(Stored data entries)
-------

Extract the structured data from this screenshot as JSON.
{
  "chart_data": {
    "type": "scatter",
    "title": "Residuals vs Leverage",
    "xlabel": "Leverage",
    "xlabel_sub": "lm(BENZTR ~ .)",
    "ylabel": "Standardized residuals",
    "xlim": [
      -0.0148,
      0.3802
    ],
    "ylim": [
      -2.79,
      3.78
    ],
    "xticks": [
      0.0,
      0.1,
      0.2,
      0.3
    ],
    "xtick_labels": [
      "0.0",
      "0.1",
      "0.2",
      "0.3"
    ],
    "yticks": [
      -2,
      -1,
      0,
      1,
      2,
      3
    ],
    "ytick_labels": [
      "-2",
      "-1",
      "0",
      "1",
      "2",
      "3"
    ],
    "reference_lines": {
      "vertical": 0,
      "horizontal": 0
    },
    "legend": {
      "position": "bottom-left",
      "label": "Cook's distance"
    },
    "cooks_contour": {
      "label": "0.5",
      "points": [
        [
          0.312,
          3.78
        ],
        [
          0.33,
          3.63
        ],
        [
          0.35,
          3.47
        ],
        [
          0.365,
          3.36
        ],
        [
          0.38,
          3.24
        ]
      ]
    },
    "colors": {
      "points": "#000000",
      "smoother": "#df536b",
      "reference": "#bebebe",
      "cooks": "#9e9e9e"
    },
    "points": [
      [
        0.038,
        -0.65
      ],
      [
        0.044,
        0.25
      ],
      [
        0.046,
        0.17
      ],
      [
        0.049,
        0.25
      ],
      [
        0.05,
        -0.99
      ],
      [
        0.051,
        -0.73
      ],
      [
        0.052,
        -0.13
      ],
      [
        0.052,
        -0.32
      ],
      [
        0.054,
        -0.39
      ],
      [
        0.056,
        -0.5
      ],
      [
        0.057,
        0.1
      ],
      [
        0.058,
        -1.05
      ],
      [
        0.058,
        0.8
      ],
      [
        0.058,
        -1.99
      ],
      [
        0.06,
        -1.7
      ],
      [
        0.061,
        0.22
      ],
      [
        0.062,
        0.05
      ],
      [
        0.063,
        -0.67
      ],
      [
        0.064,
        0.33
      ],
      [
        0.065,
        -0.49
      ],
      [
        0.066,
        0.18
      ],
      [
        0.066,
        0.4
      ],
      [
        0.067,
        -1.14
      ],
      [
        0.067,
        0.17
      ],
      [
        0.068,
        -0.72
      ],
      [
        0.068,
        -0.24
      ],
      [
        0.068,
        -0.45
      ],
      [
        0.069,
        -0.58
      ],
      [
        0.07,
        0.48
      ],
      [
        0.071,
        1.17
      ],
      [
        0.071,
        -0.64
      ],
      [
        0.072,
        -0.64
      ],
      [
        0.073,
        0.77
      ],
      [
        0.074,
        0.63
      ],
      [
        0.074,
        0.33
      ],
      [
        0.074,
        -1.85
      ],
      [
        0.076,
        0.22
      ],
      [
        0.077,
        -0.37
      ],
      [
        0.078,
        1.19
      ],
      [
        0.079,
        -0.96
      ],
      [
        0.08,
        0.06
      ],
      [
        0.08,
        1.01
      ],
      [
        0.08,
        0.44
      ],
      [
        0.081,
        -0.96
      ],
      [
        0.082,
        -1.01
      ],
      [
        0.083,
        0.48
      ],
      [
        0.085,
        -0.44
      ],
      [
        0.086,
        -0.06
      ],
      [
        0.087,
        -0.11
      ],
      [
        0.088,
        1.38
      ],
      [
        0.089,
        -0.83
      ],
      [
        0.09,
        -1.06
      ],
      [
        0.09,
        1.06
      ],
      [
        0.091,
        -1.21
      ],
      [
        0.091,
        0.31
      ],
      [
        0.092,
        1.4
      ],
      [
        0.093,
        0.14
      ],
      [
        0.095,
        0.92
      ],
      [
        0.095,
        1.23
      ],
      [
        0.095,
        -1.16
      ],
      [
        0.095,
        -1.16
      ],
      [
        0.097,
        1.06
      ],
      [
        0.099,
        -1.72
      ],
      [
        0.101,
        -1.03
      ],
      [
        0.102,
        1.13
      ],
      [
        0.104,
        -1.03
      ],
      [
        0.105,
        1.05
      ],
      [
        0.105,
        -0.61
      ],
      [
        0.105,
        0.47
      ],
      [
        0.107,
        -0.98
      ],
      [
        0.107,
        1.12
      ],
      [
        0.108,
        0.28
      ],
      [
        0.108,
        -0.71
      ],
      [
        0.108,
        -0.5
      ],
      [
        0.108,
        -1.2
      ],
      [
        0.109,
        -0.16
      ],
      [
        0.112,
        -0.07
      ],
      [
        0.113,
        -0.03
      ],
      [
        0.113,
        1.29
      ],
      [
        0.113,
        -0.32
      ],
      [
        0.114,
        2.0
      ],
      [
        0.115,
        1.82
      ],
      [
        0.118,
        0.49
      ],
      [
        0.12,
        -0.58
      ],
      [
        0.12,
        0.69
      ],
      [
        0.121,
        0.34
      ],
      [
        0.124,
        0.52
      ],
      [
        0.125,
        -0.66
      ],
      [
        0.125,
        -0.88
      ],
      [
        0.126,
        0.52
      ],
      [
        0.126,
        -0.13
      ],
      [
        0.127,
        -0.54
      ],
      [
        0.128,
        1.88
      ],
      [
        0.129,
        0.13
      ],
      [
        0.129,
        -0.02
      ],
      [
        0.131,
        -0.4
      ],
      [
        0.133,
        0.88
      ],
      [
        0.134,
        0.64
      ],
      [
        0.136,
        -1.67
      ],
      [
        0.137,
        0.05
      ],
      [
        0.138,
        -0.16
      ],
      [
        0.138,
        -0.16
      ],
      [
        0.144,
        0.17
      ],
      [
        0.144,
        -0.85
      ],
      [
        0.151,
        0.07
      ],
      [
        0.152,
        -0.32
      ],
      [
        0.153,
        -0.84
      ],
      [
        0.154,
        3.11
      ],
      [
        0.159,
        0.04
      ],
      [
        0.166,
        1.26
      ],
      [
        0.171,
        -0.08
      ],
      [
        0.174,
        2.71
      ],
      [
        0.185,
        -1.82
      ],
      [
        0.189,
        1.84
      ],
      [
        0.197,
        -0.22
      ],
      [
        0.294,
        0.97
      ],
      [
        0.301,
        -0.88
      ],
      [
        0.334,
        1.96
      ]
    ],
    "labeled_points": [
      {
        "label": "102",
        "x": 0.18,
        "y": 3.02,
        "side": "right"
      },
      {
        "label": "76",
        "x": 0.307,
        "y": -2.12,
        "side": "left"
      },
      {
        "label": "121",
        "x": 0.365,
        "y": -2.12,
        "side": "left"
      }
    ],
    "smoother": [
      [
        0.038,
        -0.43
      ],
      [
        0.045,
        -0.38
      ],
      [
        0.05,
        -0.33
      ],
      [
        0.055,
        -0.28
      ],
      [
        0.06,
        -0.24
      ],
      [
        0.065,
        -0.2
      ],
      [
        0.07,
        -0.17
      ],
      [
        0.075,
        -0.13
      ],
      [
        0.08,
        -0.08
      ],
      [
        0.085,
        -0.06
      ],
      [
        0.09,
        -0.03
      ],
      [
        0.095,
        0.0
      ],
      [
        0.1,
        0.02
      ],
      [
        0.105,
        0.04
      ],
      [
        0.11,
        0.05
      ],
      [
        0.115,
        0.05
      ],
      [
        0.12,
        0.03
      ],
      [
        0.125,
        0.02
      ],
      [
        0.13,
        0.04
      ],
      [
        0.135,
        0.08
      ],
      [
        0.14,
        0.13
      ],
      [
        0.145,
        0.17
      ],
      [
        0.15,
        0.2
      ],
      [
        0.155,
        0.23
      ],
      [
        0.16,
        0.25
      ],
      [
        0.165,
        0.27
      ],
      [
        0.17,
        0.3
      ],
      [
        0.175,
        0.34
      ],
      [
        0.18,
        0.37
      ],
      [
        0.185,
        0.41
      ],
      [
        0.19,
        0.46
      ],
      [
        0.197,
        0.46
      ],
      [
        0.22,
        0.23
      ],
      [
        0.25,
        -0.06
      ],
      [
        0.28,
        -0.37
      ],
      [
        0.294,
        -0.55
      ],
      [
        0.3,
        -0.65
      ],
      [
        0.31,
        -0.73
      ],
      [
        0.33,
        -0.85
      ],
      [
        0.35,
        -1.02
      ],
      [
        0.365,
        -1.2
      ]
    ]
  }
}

-------

Instruction:
Reply with nothing but the number of lines in the data above that contain "Leverage".

Correct response:
2